**Short exercise:** Set out each line from the following listing that includes the word "会出现什么情况".

**The records:**
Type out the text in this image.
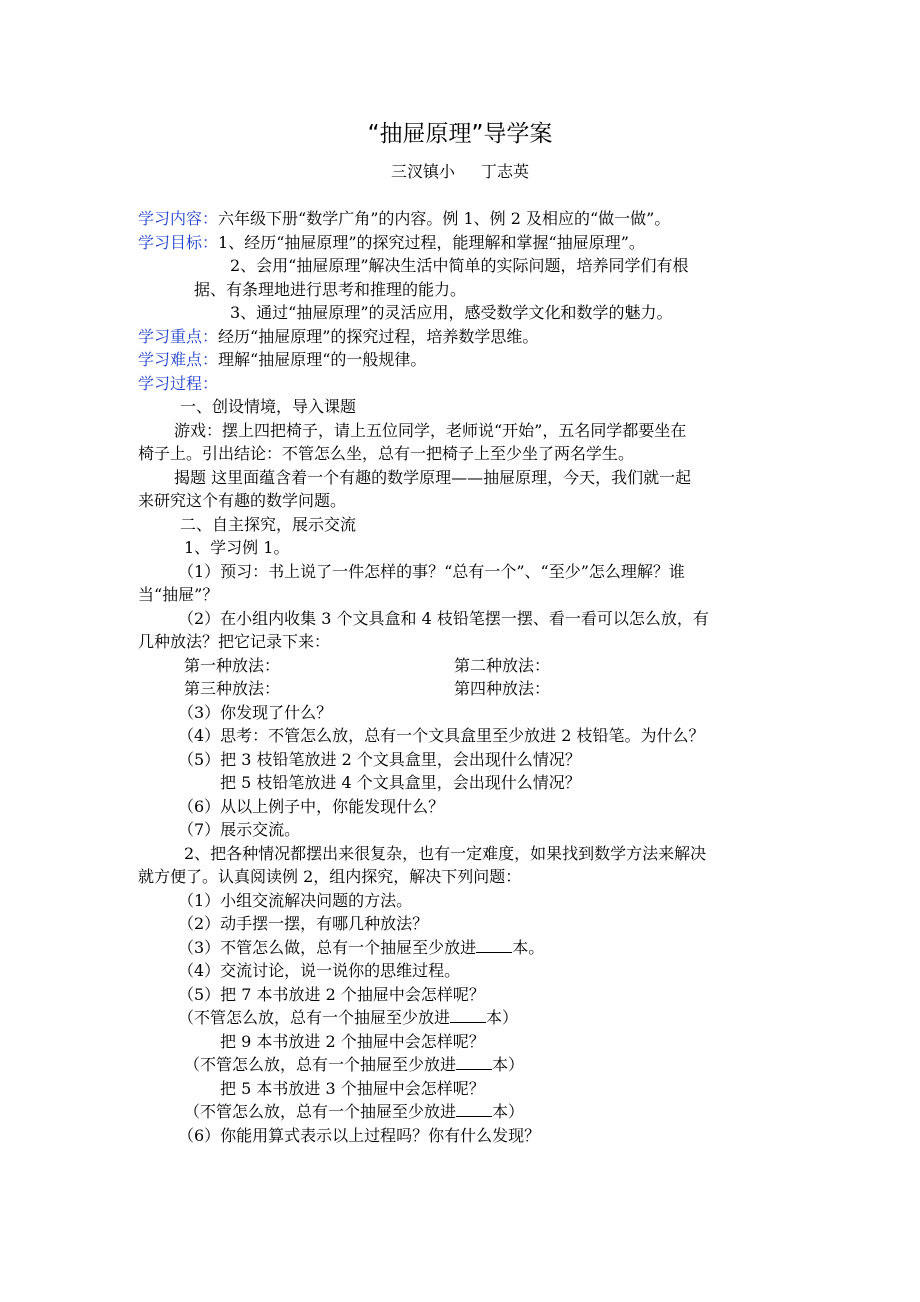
“抽屉原理”导学案
三汊镇小 丁志英
学习内容：六年级下册“数学广角”的内容。例 1、例 2 及相应的“做一做”。
学习目标：1、经历“抽屉原理”的探究过程，能理解和掌握“抽屉原理”。
2、会用“抽屉原理”解决生活中简单的实际问题，培养同学们有根
据、有条理地进行思考和推理的能力。
3、通过“抽屉原理”的灵活应用，感受数学文化和数学的魅力。
学习重点：经历“抽屉原理”的探究过程，培养数学思维。
学习难点：理解“抽屉原理“的一般规律。
学习过程：
一、创设情境，导入课题
游戏：摆上四把椅子，请上五位同学，老师说“开始”，五名同学都要坐在
椅子上。引出结论：不管怎么坐，总有一把椅子上至少坐了两名学生。
揭题 这里面蕴含着一个有趣的数学原理——抽屉原理，今天，我们就一起
来研究这个有趣的数学问题。
二、自主探究，展示交流
1、学习例 1。
（1）预习：书上说了一件怎样的事？“总有一个”、“至少”怎么理解？谁
当“抽屉”？
（2）在小组内收集 3 个文具盒和 4 枝铅笔摆一摆、看一看可以怎么放，有
几种放法？把它记录下来：
第一种放法：	第二种放法：
第三种放法：	第四种放法：
（3）你发现了什么？
（4）思考：不管怎么放，总有一个文具盒里至少放进 2 枝铅笔。为什么？
（5）把 3 枝铅笔放进 2 个文具盒里，会出现什么情况？
把 5 枝铅笔放进 4 个文具盒里，会出现什么情况？
（6）从以上例子中，你能发现什么？
（7）展示交流。
2、把各种情况都摆出来很复杂，也有一定难度，如果找到数学方法来解决
就方便了。认真阅读例 2，组内探究，解决下列问题：
（1）小组交流解决问题的方法。
（2）动手摆一摆，有哪几种放法？
（3）不管怎么做，总有一个抽屉至少放进 本。
（4）交流讨论，说一说你的思维过程。
（5）把 7 本书放进 2 个抽屉中会怎样呢？
（不管怎么放，总有一个抽屉至少放进 本）
把 9 本书放进 2 个抽屉中会怎样呢？
（不管怎么放，总有一个抽屉至少放进 本）
把 5 本书放进 3 个抽屉中会怎样呢？
（不管怎么放，总有一个抽屉至少放进 本）
（6）你能用算式表示以上过程吗？你有什么发现？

**Task result:**
（5）把 3 枝铅笔放进 2 个文具盒里，会出现什么情况？
把 5 枝铅笔放进 4 个文具盒里，会出现什么情况？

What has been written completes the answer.